• _Work instructions_: For this exercise, copy out each line of the material below that includes "Часть".

[Stored records]
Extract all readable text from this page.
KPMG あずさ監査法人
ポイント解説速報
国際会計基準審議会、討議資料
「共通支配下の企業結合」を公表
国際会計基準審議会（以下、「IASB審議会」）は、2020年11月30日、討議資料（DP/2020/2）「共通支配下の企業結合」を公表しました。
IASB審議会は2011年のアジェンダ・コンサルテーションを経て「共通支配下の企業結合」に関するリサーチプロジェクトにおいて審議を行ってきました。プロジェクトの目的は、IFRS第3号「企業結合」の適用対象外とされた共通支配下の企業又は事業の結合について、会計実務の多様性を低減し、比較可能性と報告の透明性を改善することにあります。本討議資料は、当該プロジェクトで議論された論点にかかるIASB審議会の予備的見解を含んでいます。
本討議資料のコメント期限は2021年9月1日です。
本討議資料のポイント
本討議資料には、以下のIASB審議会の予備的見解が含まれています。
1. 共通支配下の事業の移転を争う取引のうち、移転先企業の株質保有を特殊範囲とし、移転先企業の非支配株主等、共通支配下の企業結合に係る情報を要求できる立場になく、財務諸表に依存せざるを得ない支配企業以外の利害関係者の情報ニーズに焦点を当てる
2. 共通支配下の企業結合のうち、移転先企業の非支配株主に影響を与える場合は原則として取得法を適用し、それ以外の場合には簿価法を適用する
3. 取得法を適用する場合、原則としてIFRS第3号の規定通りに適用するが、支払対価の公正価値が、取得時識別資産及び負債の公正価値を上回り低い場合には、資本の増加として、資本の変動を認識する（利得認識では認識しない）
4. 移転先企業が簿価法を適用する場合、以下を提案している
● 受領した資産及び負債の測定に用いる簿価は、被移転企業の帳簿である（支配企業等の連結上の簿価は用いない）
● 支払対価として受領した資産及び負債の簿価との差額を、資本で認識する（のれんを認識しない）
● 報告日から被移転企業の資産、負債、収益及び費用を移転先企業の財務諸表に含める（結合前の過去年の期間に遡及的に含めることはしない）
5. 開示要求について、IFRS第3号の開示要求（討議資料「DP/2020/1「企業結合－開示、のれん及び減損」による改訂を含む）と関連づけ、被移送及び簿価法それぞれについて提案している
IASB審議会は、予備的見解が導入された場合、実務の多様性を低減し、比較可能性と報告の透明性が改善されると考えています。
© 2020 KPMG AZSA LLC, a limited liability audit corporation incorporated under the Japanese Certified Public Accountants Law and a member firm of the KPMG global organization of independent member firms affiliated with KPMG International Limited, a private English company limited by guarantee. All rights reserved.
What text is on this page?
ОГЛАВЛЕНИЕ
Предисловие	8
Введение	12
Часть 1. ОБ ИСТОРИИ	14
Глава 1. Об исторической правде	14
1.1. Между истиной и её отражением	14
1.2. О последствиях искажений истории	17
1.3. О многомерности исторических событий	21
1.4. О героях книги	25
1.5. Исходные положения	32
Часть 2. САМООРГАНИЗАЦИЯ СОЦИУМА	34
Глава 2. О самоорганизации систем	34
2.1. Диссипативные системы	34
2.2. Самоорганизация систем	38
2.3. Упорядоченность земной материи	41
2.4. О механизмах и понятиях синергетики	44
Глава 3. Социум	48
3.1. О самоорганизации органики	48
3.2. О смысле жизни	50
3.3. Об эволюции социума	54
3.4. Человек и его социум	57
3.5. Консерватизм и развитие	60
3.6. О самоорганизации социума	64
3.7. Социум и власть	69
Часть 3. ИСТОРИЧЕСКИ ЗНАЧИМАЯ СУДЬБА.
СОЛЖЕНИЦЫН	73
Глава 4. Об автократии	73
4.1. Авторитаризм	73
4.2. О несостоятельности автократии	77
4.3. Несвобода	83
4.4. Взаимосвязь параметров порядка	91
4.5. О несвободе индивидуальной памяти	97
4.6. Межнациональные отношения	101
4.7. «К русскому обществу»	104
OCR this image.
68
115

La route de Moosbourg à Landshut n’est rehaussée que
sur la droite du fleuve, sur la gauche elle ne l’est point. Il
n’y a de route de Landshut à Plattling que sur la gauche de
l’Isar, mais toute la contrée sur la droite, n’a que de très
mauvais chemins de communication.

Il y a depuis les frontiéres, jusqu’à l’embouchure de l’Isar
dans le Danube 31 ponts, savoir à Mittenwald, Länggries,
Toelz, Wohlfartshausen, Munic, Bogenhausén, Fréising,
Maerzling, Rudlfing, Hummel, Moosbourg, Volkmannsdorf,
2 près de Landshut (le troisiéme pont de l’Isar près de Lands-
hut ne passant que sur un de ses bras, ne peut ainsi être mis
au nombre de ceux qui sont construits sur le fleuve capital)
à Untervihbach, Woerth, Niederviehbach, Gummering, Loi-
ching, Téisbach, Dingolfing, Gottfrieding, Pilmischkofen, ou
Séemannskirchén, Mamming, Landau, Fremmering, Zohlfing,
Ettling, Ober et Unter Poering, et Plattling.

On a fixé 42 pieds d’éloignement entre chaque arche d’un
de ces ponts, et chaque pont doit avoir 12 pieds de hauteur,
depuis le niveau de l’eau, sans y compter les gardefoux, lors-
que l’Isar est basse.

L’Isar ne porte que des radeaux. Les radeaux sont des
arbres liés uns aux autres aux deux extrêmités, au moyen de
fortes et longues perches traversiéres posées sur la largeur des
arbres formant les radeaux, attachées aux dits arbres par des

• _Exercise response_:
Часть 1. ОБ ИСТОРИИ	14
Часть 2. САМООРГАНИЗАЦИЯ СОЦИУМА	34
Часть 3. ИСТОРИЧЕСКИ ЗНАЧИМАЯ СУДЬБА.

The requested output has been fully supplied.